* **Written request**
Work out how many lines of the records hold the string "type", and reply with that number alone.

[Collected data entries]

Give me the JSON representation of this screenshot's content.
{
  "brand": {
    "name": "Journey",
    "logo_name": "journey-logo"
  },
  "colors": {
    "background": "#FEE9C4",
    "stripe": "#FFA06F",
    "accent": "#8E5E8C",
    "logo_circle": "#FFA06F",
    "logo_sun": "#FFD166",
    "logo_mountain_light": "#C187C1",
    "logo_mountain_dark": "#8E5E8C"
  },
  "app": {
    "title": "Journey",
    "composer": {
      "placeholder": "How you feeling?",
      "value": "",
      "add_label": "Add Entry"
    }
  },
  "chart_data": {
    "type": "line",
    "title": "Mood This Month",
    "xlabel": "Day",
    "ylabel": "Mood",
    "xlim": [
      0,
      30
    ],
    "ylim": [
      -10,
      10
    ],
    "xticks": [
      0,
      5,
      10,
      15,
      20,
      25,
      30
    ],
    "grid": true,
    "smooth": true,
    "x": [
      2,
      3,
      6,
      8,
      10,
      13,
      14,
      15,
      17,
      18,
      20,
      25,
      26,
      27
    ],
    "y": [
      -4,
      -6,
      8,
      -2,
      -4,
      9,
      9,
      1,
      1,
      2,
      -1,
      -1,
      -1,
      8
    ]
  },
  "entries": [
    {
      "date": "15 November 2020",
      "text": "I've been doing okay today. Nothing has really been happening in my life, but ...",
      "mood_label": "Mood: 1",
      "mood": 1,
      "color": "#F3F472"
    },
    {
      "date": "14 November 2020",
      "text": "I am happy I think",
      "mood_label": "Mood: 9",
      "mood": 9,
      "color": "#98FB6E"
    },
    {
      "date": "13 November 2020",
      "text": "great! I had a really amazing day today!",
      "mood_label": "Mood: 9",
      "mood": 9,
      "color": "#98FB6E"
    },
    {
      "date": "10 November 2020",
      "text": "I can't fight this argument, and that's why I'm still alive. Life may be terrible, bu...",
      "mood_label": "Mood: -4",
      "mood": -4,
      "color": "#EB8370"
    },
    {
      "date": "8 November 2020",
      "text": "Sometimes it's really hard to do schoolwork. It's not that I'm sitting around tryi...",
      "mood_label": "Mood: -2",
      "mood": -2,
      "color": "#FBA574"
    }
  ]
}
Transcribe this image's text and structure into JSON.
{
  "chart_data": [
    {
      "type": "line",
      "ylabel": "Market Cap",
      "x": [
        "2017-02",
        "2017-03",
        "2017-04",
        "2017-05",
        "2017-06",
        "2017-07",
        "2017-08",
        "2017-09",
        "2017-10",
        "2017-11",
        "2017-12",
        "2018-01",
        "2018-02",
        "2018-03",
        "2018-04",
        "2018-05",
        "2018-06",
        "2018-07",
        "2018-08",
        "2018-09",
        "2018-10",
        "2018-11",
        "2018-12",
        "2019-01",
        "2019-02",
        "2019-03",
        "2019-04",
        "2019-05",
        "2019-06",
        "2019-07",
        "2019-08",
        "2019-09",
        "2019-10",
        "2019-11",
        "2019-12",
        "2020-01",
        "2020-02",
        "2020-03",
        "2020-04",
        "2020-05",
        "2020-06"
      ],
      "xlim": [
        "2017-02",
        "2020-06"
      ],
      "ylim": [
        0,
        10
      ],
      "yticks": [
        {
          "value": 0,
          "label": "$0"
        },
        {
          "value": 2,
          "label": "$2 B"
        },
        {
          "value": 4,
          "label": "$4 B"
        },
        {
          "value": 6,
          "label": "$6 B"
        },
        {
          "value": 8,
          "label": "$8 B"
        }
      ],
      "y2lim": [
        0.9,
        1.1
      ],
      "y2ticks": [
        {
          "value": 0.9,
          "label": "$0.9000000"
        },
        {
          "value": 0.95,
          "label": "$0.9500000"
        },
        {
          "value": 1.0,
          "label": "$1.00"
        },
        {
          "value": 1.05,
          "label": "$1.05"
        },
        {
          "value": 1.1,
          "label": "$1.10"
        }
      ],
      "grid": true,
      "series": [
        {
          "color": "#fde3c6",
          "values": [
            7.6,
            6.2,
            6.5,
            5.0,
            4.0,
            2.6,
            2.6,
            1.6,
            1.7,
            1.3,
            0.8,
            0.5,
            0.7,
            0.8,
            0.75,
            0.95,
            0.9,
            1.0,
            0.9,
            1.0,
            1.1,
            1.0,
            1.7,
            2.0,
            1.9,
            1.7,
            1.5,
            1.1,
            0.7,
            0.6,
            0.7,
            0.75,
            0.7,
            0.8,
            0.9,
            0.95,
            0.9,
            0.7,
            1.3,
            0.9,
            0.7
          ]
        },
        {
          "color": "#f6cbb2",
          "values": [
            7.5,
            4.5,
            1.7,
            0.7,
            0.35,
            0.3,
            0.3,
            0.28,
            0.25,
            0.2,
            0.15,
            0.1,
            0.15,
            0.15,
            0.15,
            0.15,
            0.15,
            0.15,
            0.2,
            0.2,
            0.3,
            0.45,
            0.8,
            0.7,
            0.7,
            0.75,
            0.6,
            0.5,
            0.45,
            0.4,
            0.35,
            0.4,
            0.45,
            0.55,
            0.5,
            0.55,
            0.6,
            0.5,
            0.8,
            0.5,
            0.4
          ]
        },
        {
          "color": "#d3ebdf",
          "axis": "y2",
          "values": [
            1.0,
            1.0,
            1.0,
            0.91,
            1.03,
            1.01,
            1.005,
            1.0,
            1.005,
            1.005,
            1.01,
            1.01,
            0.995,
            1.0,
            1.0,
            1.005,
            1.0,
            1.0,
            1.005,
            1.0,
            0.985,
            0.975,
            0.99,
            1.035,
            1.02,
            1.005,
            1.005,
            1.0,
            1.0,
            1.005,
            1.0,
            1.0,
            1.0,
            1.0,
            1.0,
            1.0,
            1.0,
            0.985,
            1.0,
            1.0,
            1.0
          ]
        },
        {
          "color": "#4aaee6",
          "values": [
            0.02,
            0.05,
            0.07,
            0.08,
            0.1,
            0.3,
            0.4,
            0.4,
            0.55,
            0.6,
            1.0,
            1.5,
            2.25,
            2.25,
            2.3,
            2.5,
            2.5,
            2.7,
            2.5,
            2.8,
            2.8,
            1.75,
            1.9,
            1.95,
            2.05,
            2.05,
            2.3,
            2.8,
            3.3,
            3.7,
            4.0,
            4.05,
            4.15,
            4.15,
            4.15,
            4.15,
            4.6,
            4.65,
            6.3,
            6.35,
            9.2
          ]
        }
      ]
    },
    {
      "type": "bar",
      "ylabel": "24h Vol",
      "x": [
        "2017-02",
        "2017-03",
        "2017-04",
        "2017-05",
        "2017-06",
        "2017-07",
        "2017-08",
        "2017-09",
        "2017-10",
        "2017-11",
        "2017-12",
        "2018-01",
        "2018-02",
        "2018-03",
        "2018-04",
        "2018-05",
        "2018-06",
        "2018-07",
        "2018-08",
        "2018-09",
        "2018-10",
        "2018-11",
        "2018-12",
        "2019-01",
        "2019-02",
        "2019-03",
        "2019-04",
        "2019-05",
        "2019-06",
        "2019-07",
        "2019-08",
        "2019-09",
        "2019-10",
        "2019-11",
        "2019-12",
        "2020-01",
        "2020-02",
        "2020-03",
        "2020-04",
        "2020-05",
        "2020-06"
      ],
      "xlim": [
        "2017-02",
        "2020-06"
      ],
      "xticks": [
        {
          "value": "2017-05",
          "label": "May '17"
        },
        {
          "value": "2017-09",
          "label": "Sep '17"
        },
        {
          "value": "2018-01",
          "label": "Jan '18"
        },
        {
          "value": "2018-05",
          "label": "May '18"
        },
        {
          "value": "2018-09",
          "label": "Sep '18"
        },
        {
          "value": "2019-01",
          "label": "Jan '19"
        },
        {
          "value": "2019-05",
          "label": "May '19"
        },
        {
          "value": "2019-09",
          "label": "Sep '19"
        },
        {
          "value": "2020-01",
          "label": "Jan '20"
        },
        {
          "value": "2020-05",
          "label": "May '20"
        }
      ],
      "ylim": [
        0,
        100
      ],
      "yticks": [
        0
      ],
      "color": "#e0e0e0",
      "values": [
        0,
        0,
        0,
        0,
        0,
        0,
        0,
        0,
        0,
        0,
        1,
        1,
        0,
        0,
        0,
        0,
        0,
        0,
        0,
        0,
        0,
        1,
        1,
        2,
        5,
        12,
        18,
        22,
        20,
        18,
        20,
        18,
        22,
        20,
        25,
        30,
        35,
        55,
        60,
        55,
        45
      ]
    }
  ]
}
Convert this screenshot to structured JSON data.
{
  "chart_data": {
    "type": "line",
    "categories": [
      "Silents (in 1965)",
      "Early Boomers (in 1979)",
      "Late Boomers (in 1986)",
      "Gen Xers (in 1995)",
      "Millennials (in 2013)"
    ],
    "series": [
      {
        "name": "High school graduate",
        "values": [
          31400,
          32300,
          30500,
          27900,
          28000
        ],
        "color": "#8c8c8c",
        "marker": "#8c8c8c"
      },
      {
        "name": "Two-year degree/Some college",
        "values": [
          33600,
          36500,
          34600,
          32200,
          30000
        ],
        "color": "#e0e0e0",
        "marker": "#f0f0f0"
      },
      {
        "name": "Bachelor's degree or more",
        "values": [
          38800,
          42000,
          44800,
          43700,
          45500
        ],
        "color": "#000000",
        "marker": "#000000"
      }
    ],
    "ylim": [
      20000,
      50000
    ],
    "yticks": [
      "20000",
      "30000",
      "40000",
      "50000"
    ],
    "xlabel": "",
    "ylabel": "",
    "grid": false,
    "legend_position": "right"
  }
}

* **Output for this exercise**
4